# RECORDS PROVIDED start
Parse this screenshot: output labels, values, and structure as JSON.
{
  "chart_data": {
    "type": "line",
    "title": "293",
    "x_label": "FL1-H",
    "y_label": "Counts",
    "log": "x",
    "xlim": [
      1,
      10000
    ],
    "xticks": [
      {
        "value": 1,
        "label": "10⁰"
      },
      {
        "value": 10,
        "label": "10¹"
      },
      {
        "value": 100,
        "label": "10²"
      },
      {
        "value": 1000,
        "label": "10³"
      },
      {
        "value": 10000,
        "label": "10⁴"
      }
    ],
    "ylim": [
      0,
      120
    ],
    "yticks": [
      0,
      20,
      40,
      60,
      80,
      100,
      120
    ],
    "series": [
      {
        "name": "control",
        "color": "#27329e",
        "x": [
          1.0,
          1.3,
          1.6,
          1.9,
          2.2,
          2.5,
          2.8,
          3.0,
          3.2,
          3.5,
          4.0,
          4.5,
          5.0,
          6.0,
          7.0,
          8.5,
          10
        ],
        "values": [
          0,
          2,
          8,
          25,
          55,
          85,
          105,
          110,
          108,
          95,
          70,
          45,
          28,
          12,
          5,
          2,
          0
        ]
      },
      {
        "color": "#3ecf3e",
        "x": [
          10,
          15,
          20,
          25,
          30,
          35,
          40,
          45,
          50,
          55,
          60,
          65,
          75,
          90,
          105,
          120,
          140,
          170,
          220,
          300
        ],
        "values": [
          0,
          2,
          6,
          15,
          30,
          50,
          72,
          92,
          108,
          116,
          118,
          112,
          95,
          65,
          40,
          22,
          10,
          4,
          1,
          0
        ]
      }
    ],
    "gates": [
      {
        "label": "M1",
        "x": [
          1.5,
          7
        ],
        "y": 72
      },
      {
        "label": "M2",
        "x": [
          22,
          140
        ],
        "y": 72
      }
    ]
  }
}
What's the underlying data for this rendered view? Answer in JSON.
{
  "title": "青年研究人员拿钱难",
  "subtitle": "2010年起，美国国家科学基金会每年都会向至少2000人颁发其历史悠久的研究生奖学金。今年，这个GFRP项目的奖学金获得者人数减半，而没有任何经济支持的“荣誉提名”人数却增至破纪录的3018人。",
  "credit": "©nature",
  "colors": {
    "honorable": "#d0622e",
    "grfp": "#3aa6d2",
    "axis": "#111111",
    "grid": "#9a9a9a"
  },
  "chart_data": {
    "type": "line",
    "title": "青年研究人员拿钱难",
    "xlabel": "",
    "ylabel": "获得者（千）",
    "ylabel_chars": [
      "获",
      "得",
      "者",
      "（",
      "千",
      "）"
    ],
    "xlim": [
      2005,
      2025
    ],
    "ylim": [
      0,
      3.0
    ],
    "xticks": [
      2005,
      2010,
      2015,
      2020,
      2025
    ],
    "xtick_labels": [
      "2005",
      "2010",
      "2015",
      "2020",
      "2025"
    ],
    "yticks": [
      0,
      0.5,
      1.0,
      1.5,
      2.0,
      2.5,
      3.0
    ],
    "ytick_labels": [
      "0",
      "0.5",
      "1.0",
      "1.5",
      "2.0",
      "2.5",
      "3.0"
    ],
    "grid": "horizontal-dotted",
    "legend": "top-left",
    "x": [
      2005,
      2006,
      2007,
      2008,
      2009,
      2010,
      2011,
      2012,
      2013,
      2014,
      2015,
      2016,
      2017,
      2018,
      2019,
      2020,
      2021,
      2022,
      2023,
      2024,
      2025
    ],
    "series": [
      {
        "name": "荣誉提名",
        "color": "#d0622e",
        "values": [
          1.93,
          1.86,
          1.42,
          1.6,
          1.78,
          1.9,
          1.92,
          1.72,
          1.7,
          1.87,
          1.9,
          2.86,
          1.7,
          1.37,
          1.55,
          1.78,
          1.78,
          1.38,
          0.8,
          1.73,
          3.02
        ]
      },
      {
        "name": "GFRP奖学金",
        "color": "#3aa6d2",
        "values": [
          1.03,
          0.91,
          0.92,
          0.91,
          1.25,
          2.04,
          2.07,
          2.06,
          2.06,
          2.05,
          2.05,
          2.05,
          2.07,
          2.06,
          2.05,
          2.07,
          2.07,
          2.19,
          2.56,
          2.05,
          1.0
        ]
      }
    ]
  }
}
# RECORDS PROVIDED end
### REQUEST
Using the listing above, retype each line exactly.

### FINAL RESULT
Parse this screenshot: output labels, values, and structure as JSON.
{
  "chart_data": {
    "type": "line",
    "title": "293",
    "x_label": "FL1-H",
    "y_label": "Counts",
    "log": "x",
    "xlim": [
      1,
      10000
    ],
    "xticks": [
      {
        "value": 1,
        "label": "10⁰"
      },
      {
        "value": 10,
        "label": "10¹"
      },
      {
        "value": 100,
        "label": "10²"
      },
      {
        "value": 1000,
        "label": "10³"
      },
      {
        "value": 10000,
        "label": "10⁴"
      }
    ],
    "ylim": [
      0,
      120
    ],
    "yticks": [
      0,
      20,
      40,
      60,
      80,
      100,
      120
    ],
    "series": [
      {
        "name": "control",
        "color": "#27329e",
        "x": [
          1.0,
          1.3,
          1.6,
          1.9,
          2.2,
          2.5,
          2.8,
          3.0,
          3.2,
          3.5,
          4.0,
          4.5,
          5.0,
          6.0,
          7.0,
          8.5,
          10
        ],
        "values": [
          0,
          2,
          8,
          25,
          55,
          85,
          105,
          110,
          108,
          95,
          70,
          45,
          28,
          12,
          5,
          2,
          0
        ]
      },
      {
        "color": "#3ecf3e",
        "x": [
          10,
          15,
          20,
          25,
          30,
          35,
          40,
          45,
          50,
          55,
          60,
          65,
          75,
          90,
          105,
          120,
          140,
          170,
          220,
          300
        ],
        "values": [
          0,
          2,
          6,
          15,
          30,
          50,
          72,
          92,
          108,
          116,
          118,
          112,
          95,
          65,
          40,
          22,
          10,
          4,
          1,
          0
        ]
      }
    ],
    "gates": [
      {
        "label": "M1",
        "x": [
          1.5,
          7
        ],
        "y": 72
      },
      {
        "label": "M2",
        "x": [
          22,
          140
        ],
        "y": 72
      }
    ]
  }
}
What's the underlying data for this rendered view? Answer in JSON.
{
  "title": "青年研究人员拿钱难",
  "subtitle": "2010年起，美国国家科学基金会每年都会向至少2000人颁发其历史悠久的研究生奖学金。今年，这个GFRP项目的奖学金获得者人数减半，而没有任何经济支持的“荣誉提名”人数却增至破纪录的3018人。",
  "credit": "©nature",
  "colors": {
    "honorable": "#d0622e",
    "grfp": "#3aa6d2",
    "axis": "#111111",
    "grid": "#9a9a9a"
  },
  "chart_data": {
    "type": "line",
    "title": "青年研究人员拿钱难",
    "xlabel": "",
    "ylabel": "获得者（千）",
    "ylabel_chars": [
      "获",
      "得",
      "者",
      "（",
      "千",
      "）"
    ],
    "xlim": [
      2005,
      2025
    ],
    "ylim": [
      0,
      3.0
    ],
    "xticks": [
      2005,
      2010,
      2015,
      2020,
      2025
    ],
    "xtick_labels": [
      "2005",
      "2010",
      "2015",
      "2020",
      "2025"
    ],
    "yticks": [
      0,
      0.5,
      1.0,
      1.5,
      2.0,
      2.5,
      3.0
    ],
    "ytick_labels": [
      "0",
      "0.5",
      "1.0",
      "1.5",
      "2.0",
      "2.5",
      "3.0"
    ],
    "grid": "horizontal-dotted",
    "legend": "top-left",
    "x": [
      2005,
      2006,
      2007,
      2008,
      2009,
      2010,
      2011,
      2012,
      2013,
      2014,
      2015,
      2016,
      2017,
      2018,
      2019,
      2020,
      2021,
      2022,
      2023,
      2024,
      2025
    ],
    "series": [
      {
        "name": "荣誉提名",
        "color": "#d0622e",
        "values": [
          1.93,
          1.86,
          1.42,
          1.6,
          1.78,
          1.9,
          1.92,
          1.72,
          1.7,
          1.87,
          1.9,
          2.86,
          1.7,
          1.37,
          1.55,
          1.78,
          1.78,
          1.38,
          0.8,
          1.73,
          3.02
        ]
      },
      {
        "name": "GFRP奖学金",
        "color": "#3aa6d2",
        "values": [
          1.03,
          0.91,
          0.92,
          0.91,
          1.25,
          2.04,
          2.07,
          2.06,
          2.06,
          2.05,
          2.05,
          2.05,
          2.07,
          2.06,
          2.05,
          2.07,
          2.07,
          2.19,
          2.56,
          2.05,
          1.0
        ]
      }
    ]
  }
}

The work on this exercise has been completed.